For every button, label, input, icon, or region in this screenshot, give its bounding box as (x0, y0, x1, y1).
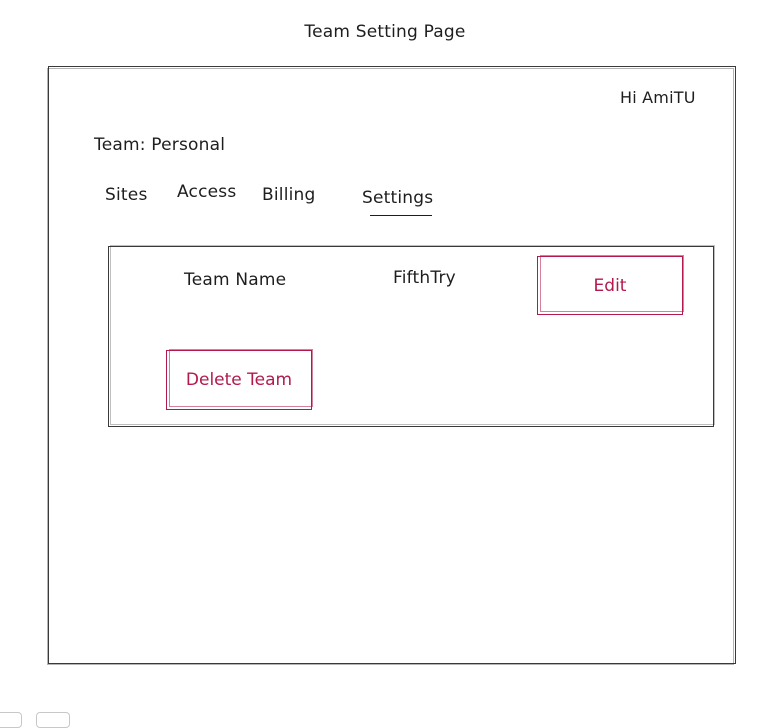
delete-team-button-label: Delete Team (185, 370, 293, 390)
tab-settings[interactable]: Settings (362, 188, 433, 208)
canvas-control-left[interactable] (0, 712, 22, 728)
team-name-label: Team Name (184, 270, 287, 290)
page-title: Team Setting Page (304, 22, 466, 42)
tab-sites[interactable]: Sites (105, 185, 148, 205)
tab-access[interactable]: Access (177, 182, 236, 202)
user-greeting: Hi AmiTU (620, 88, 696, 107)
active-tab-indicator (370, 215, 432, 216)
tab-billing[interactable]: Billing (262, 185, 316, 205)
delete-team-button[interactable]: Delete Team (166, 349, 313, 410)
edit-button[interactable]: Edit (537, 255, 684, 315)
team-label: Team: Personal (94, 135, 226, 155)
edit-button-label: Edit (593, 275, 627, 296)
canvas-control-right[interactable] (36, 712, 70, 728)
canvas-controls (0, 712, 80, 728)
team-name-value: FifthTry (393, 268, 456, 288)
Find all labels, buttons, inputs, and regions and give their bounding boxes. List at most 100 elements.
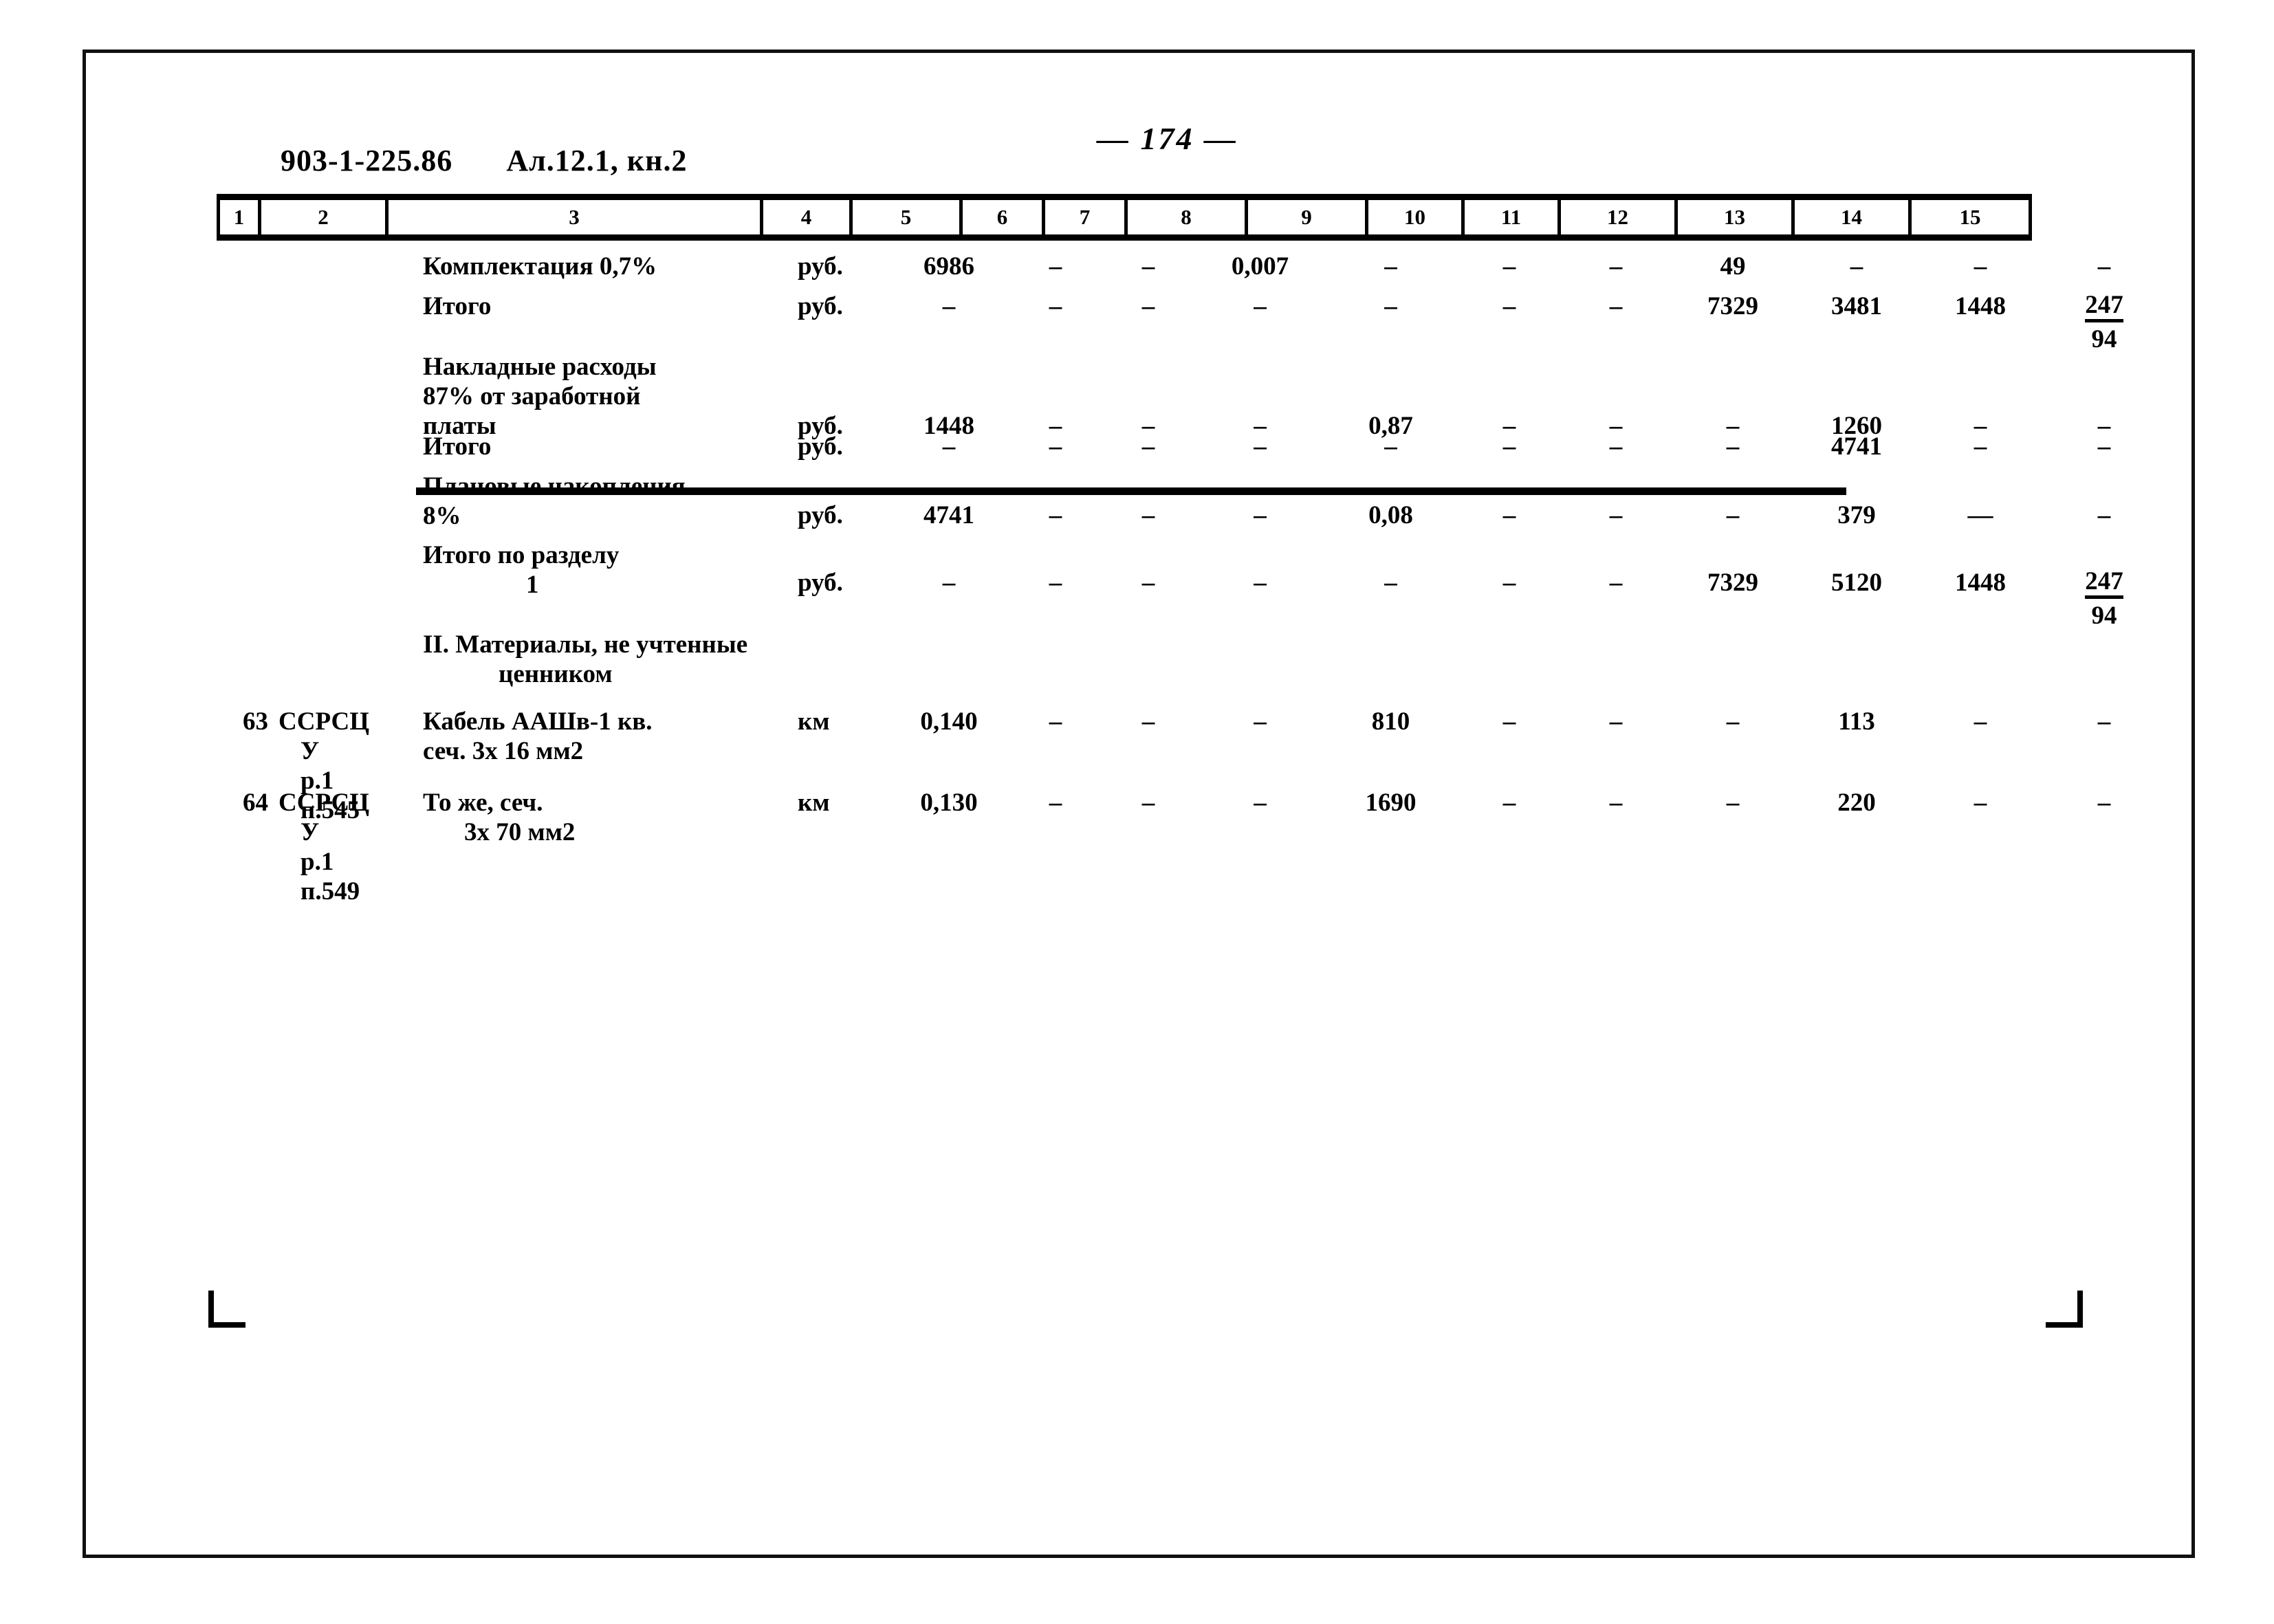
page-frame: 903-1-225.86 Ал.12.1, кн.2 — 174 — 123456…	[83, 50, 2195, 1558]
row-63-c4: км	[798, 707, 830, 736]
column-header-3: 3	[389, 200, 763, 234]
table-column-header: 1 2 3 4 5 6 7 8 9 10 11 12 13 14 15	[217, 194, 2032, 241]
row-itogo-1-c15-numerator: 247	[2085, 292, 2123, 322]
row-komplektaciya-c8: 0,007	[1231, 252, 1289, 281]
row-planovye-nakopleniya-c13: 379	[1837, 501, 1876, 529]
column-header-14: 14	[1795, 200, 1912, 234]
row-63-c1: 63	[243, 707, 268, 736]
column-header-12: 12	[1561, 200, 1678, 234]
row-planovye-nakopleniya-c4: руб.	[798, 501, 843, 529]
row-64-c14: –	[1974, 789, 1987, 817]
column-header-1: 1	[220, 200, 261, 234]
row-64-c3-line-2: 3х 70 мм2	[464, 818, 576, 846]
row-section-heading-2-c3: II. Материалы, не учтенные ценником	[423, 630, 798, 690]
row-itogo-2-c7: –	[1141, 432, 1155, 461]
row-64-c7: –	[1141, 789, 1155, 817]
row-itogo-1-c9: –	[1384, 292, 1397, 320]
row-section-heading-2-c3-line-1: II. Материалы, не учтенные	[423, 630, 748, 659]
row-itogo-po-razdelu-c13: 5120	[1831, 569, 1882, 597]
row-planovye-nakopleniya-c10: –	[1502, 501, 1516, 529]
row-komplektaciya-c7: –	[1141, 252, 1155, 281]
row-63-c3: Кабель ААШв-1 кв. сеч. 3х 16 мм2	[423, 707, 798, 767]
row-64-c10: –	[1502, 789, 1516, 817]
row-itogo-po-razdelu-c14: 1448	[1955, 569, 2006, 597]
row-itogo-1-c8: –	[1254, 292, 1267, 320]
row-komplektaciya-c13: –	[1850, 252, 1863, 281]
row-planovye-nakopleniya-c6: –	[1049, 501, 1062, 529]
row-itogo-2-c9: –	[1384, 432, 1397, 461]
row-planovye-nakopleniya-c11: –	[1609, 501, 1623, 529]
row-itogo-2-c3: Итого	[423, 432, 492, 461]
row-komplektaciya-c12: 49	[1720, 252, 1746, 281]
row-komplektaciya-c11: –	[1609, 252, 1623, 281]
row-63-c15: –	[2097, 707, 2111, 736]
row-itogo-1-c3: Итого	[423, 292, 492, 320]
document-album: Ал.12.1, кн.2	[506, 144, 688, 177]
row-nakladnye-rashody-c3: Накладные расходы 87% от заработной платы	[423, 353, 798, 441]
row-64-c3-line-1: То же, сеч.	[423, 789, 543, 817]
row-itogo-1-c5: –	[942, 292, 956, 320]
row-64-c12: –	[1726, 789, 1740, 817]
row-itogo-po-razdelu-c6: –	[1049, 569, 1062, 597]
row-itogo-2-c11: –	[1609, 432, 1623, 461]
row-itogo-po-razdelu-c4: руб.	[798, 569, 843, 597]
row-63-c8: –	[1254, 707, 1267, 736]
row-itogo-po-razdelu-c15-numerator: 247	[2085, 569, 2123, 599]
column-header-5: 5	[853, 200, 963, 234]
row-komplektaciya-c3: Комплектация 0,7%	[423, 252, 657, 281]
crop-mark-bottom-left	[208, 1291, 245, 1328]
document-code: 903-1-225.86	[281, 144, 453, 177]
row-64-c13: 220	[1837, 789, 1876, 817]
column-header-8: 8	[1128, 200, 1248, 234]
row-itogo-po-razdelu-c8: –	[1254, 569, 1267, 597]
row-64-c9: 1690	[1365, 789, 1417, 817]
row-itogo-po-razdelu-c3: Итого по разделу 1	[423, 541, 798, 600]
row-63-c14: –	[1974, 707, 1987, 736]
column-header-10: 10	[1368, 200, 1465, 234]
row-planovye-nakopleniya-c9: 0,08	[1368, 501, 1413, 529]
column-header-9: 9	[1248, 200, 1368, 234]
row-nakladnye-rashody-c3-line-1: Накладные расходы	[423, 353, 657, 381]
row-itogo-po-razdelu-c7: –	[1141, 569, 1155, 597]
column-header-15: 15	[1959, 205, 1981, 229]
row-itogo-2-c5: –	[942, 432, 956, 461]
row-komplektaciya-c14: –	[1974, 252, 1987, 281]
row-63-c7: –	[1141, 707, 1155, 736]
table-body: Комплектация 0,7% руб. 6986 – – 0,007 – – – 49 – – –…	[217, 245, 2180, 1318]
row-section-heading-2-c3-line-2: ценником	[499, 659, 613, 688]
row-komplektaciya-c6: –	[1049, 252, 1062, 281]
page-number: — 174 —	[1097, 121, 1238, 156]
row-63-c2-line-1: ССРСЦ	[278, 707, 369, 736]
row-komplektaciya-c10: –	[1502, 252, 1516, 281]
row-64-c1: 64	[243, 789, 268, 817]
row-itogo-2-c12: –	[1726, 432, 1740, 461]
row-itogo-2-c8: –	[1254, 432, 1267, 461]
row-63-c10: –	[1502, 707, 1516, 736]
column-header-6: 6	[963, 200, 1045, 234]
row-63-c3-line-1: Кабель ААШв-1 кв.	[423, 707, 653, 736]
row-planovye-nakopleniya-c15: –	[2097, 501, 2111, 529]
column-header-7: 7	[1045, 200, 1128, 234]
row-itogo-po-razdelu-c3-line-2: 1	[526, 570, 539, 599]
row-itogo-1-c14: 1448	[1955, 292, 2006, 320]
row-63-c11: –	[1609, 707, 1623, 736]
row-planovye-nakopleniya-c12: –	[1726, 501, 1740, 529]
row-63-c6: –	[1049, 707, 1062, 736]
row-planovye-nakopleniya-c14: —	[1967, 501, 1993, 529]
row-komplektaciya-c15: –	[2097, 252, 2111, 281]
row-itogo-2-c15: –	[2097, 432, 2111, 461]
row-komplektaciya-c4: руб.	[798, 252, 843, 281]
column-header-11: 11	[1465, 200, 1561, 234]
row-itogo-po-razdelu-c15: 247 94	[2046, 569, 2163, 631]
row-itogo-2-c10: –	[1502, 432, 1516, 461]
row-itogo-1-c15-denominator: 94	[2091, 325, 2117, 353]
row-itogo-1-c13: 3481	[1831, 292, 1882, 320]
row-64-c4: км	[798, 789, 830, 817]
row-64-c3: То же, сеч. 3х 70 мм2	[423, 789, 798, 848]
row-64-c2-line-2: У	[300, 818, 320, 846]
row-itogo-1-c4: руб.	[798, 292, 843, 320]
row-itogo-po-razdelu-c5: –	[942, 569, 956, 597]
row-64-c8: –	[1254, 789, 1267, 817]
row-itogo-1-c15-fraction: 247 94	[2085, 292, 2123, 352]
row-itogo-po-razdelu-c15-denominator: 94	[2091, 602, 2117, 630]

INSTRUCTION
Write out everything from the very start of the entries above down to the line that contains "Find all labels, buttons, inputs, and", including that line, reproducing each line word for word. Omit the pictures.

EXERCISE SOLUTION
For every button, label, input, icon, or region in this screenshot, give its bounding box as (x0, y0, x1, y1).
delete-team-button-label: Delete Team (185, 370, 293, 390)
tab-settings[interactable]: Settings (362, 188, 433, 208)
canvas-control-left[interactable] (0, 712, 22, 728)
team-name-label: Team Name (184, 270, 287, 290)
page-title: Team Setting Page (304, 22, 466, 42)
tab-sites[interactable]: Sites (105, 185, 148, 205)
tab-access[interactable]: Access (177, 182, 236, 202)
user-greeting: Hi AmiTU (620, 88, 696, 107)
active-tab-indicator (370, 215, 432, 216)
tab-billing[interactable]: Billing (262, 185, 316, 205)
delete-team-button[interactable]: Delete Team (166, 349, 313, 410)
edit-button[interactable]: Edit (537, 255, 684, 315)
team-label: Team: Personal (94, 135, 226, 155)
edit-button-label: Edit (593, 275, 627, 296)
canvas-control-right[interactable] (36, 712, 70, 728)
canvas-controls (0, 712, 80, 728)
team-name-value: FifthTry (393, 268, 456, 288)
Find all labels, buttons, inputs, and regions and give their bounding boxes. List at most 100 elements.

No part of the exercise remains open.